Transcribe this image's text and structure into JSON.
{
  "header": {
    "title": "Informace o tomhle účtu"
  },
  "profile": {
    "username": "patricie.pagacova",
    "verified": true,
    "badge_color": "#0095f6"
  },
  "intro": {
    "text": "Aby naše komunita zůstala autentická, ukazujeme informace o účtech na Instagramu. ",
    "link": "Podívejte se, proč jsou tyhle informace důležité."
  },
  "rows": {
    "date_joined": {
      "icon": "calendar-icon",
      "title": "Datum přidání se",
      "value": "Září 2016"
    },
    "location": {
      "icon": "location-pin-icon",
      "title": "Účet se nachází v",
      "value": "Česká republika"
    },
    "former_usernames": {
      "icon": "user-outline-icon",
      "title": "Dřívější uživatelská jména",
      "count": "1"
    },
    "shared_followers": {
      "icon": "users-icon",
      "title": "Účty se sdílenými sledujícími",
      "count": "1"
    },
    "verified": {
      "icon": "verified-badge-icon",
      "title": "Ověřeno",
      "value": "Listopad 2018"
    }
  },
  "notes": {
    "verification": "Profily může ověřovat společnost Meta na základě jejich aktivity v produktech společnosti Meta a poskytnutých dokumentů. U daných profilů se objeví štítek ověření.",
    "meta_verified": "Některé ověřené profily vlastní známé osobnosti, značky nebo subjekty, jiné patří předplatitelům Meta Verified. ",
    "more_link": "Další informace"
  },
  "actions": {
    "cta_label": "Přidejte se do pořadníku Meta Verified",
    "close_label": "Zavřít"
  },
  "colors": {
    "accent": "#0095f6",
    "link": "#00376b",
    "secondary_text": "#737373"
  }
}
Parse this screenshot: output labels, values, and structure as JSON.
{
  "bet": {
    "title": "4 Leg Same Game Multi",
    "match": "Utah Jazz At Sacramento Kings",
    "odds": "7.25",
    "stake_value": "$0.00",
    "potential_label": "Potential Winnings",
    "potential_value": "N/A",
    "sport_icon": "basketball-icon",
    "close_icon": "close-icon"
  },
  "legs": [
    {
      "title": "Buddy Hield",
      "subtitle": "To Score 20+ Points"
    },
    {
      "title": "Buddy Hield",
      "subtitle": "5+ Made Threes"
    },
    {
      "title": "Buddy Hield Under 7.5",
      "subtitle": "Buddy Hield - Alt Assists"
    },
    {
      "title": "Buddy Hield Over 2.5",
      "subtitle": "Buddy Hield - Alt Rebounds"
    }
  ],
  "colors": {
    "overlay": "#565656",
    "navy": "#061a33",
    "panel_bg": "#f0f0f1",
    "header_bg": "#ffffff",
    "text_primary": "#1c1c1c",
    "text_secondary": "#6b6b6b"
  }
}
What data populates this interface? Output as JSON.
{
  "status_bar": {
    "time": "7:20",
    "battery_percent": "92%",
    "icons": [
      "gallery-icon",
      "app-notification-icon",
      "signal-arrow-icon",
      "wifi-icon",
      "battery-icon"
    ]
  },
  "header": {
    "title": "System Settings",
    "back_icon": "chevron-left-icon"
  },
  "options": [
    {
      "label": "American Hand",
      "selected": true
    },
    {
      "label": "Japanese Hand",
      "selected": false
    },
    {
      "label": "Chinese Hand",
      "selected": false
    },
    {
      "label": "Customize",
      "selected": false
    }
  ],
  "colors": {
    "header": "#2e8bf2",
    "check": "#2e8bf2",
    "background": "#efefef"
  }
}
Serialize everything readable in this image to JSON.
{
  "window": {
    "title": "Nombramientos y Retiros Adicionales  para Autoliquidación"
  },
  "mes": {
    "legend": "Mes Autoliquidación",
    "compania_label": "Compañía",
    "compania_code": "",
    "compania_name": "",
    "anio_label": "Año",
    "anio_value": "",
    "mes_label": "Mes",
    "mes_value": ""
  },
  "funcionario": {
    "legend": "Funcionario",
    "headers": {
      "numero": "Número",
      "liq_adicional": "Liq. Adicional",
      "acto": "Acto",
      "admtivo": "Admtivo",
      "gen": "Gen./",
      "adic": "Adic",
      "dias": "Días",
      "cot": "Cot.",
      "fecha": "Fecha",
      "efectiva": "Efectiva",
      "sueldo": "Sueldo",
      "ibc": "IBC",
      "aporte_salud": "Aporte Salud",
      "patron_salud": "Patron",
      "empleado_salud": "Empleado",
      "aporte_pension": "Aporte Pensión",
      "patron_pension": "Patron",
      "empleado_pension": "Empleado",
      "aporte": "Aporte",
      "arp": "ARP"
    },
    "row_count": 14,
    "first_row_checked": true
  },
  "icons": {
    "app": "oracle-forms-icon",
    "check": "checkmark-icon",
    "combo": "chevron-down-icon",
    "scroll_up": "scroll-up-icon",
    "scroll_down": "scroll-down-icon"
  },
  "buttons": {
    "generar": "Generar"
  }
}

### EXERCISE DIRECTIONS
Among the records above, find each line holding the string "JSON" and pull it out.

### EXERCISE RESPONSE
Transcribe this image's text and structure into JSON.
Parse this screenshot: output labels, values, and structure as JSON.
What data populates this interface? Output as JSON.
Serialize everything readable in this image to JSON.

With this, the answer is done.